What you will do
Without the pictures, return all of the material exactly as written.

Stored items
::::::::
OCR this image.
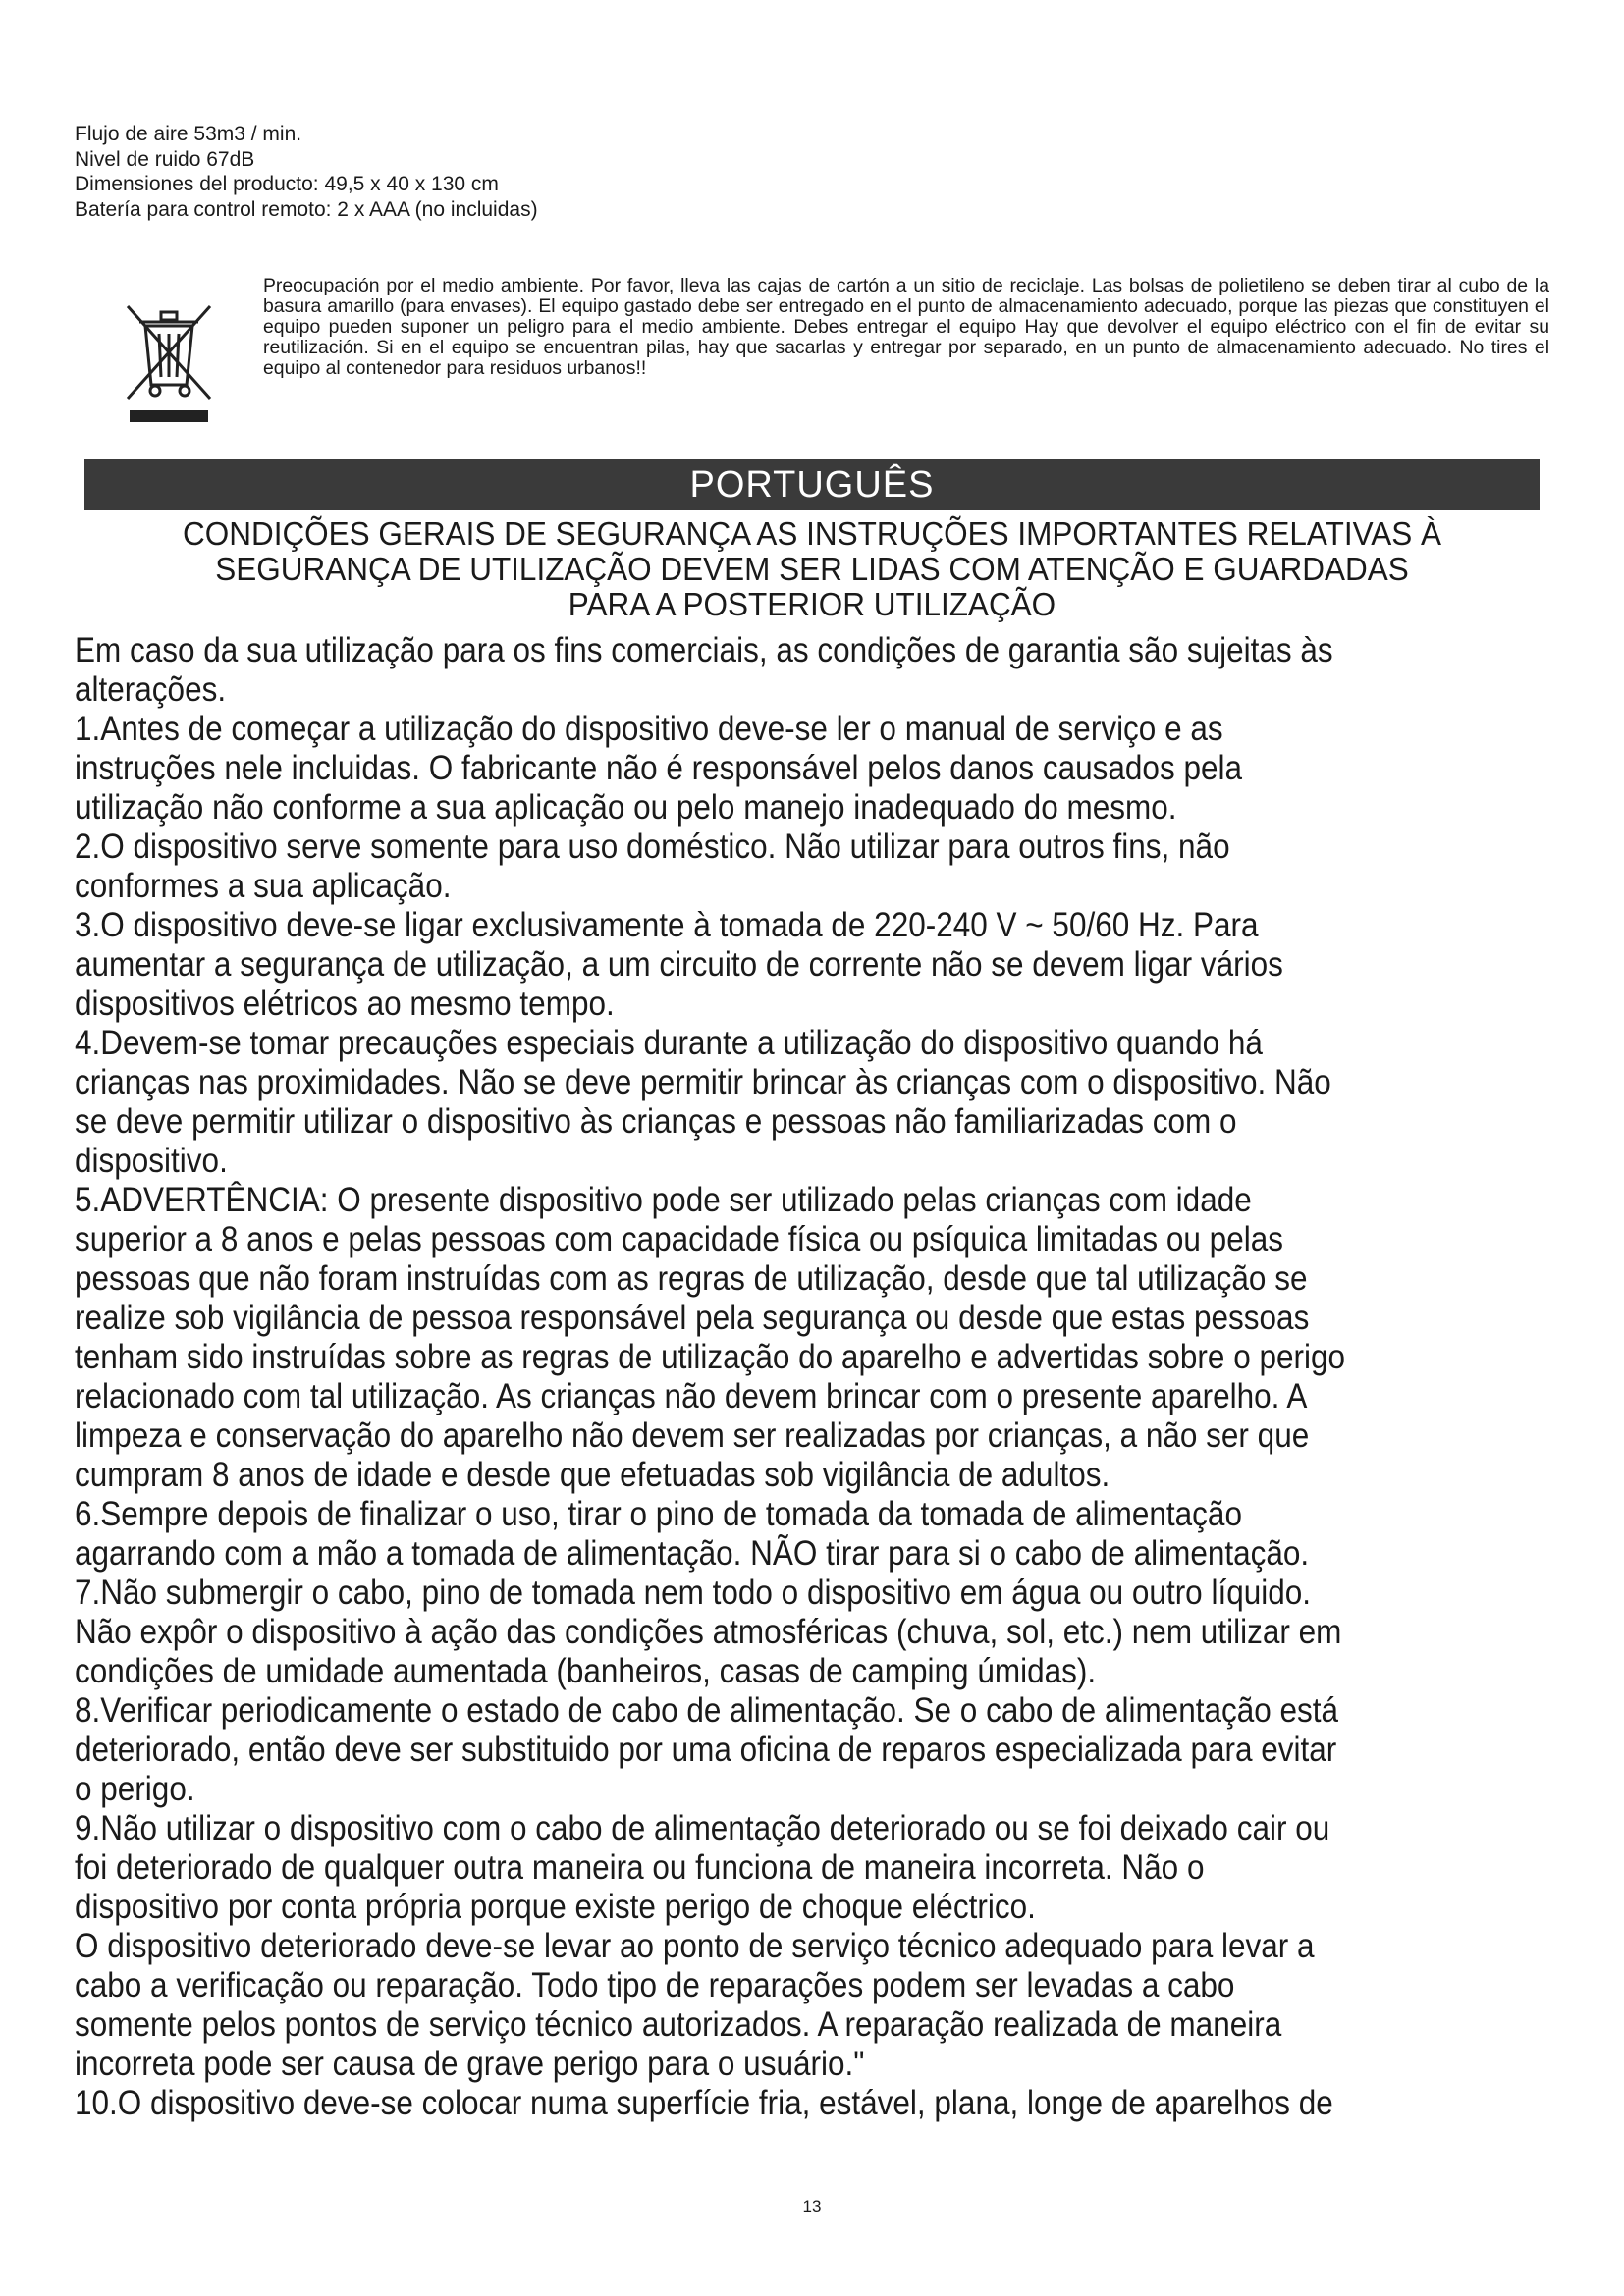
Flujo de aire 53m3 / min.
Nivel de ruido 67dB
Dimensiones del producto: 49,5 x 40 x 130 cm
Batería para control remoto: 2 x AAA (no incluidas)
Preocupación por el medio ambiente. Por favor, lleva las cajas de cartón a un sitio de reciclaje. Las bolsas de polietileno se deben tirar al cubo de la basura amarillo (para envases). El equipo gastado debe ser entregado en el punto de almacenamiento adecuado, porque las piezas que constituyen el equipo pueden suponer un peligro para el medio ambiente. Debes entregar el equipo Hay que devolver el equipo eléctrico con el fin de evitar su reutilización. Si en el equipo se encuentran pilas, hay que sacarlas y entregar por separado, en un punto de almacenamiento adecuado. No tires el equipo al contenedor para residuos urbanos!!
PORTUGUÊS
CONDIÇÕES GERAIS DE SEGURANÇA AS INSTRUÇÕES IMPORTANTES RELATIVAS À
SEGURANÇA DE UTILIZAÇÃO DEVEM SER LIDAS COM ATENÇÃO E GUARDADAS
PARA A POSTERIOR UTILIZAÇÃO

Em caso da sua utilização para os fins comerciais, as condições de garantia são sujeitas às

alterações.

1.Antes de começar a utilização do dispositivo deve-se ler o manual de serviço e as

instruções nele incluidas. O fabricante não é responsável pelos danos causados pela

utilização não conforme a sua aplicação ou pelo manejo inadequado do mesmo.

2.O dispositivo serve somente para uso doméstico. Não utilizar para outros fins, não

conformes a sua aplicação.

3.O dispositivo deve-se ligar exclusivamente à tomada de 220-240 V ~ 50/60 Hz. Para

aumentar a segurança de utilização, a um circuito de corrente não se devem ligar vários

dispositivos elétricos ao mesmo tempo.

4.Devem-se tomar precauções especiais durante a utilização do dispositivo quando há

crianças nas proximidades. Não se deve permitir brincar às crianças com o dispositivo. Não

se deve permitir utilizar o dispositivo às crianças e pessoas não familiarizadas com o

dispositivo.

5.ADVERTÊNCIA: O presente dispositivo pode ser utilizado pelas crianças com idade

superior a 8 anos e pelas pessoas com capacidade física ou psíquica limitadas ou pelas

pessoas que não foram instruídas com as regras de utilização, desde que tal utilização se

realize sob vigilância de pessoa responsável pela segurança ou desde que estas pessoas

tenham sido instruídas sobre as regras de utilização do aparelho e advertidas sobre o perigo

relacionado com tal utilização. As crianças não devem brincar com o presente aparelho. A

limpeza e conservação do aparelho não devem ser realizadas por crianças, a não ser que

cumpram 8 anos de idade e desde que efetuadas sob vigilância de adultos.

6.Sempre depois de finalizar o uso, tirar o pino de tomada da tomada de alimentação

agarrando com a mão a tomada de alimentação. NÃO tirar para si o cabo de alimentação.

7.Não submergir o cabo, pino de tomada nem todo o dispositivo em água ou outro líquido.

Não expôr o dispositivo à ação das condições atmosféricas (chuva, sol, etc.) nem utilizar em

condições de umidade aumentada (banheiros, casas de camping úmidas).

8.Verificar periodicamente o estado de cabo de alimentação. Se o cabo de alimentação está

deteriorado, então deve ser substituido por uma oficina de reparos especializada para evitar

o perigo.

9.Não utilizar o dispositivo com o cabo de alimentação deteriorado ou se foi deixado cair ou

foi deteriorado de qualquer outra maneira ou funciona de maneira incorreta. Não o

dispositivo por conta própria porque existe perigo de choque eléctrico.

O dispositivo deteriorado deve-se levar ao ponto de serviço técnico adequado para levar a

cabo a verificação ou reparação. Todo tipo de reparações podem ser levadas a cabo

somente pelos pontos de serviço técnico autorizados. A reparação realizada de maneira

incorreta pode ser causa de grave perigo para o usuário."

10.O dispositivo deve-se colocar numa superfície fria, estável, plana, longe de aparelhos de

13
::::::::
Answer
OCR this image.
Flujo de aire 53m3 / min.
Nivel de ruido 67dB
Dimensiones del producto: 49,5 x 40 x 130 cm
Batería para control remoto: 2 x AAA (no incluidas)
Preocupación por el medio ambiente. Por favor, lleva las cajas de cartón a un sitio de reciclaje. Las bolsas de polietileno se deben tirar al cubo de la basura amarillo (para envases). El equipo gastado debe ser entregado en el punto de almacenamiento adecuado, porque las piezas que constituyen el equipo pueden suponer un peligro para el medio ambiente. Debes entregar el equipo Hay que devolver el equipo eléctrico con el fin de evitar su reutilización. Si en el equipo se encuentran pilas, hay que sacarlas y entregar por separado, en un punto de almacenamiento adecuado. No tires el equipo al contenedor para residuos urbanos!!
PORTUGUÊS
CONDIÇÕES GERAIS DE SEGURANÇA AS INSTRUÇÕES IMPORTANTES RELATIVAS À
SEGURANÇA DE UTILIZAÇÃO DEVEM SER LIDAS COM ATENÇÃO E GUARDADAS
PARA A POSTERIOR UTILIZAÇÃO

Em caso da sua utilização para os fins comerciais, as condições de garantia são sujeitas às

alterações.

1.Antes de começar a utilização do dispositivo deve-se ler o manual de serviço e as

instruções nele incluidas. O fabricante não é responsável pelos danos causados pela

utilização não conforme a sua aplicação ou pelo manejo inadequado do mesmo.

2.O dispositivo serve somente para uso doméstico. Não utilizar para outros fins, não

conformes a sua aplicação.

3.O dispositivo deve-se ligar exclusivamente à tomada de 220-240 V ~ 50/60 Hz. Para

aumentar a segurança de utilização, a um circuito de corrente não se devem ligar vários

dispositivos elétricos ao mesmo tempo.

4.Devem-se tomar precauções especiais durante a utilização do dispositivo quando há

crianças nas proximidades. Não se deve permitir brincar às crianças com o dispositivo. Não

se deve permitir utilizar o dispositivo às crianças e pessoas não familiarizadas com o

dispositivo.

5.ADVERTÊNCIA: O presente dispositivo pode ser utilizado pelas crianças com idade

superior a 8 anos e pelas pessoas com capacidade física ou psíquica limitadas ou pelas

pessoas que não foram instruídas com as regras de utilização, desde que tal utilização se

realize sob vigilância de pessoa responsável pela segurança ou desde que estas pessoas

tenham sido instruídas sobre as regras de utilização do aparelho e advertidas sobre o perigo

relacionado com tal utilização. As crianças não devem brincar com o presente aparelho. A

limpeza e conservação do aparelho não devem ser realizadas por crianças, a não ser que

cumpram 8 anos de idade e desde que efetuadas sob vigilância de adultos.

6.Sempre depois de finalizar o uso, tirar o pino de tomada da tomada de alimentação

agarrando com a mão a tomada de alimentação. NÃO tirar para si o cabo de alimentação.

7.Não submergir o cabo, pino de tomada nem todo o dispositivo em água ou outro líquido.

Não expôr o dispositivo à ação das condições atmosféricas (chuva, sol, etc.) nem utilizar em

condições de umidade aumentada (banheiros, casas de camping úmidas).

8.Verificar periodicamente o estado de cabo de alimentação. Se o cabo de alimentação está

deteriorado, então deve ser substituido por uma oficina de reparos especializada para evitar

o perigo.

9.Não utilizar o dispositivo com o cabo de alimentação deteriorado ou se foi deixado cair ou

foi deteriorado de qualquer outra maneira ou funciona de maneira incorreta. Não o

dispositivo por conta própria porque existe perigo de choque eléctrico.

O dispositivo deteriorado deve-se levar ao ponto de serviço técnico adequado para levar a

cabo a verificação ou reparação. Todo tipo de reparações podem ser levadas a cabo

somente pelos pontos de serviço técnico autorizados. A reparação realizada de maneira

incorreta pode ser causa de grave perigo para o usuário."

10.O dispositivo deve-se colocar numa superfície fria, estável, plana, longe de aparelhos de

13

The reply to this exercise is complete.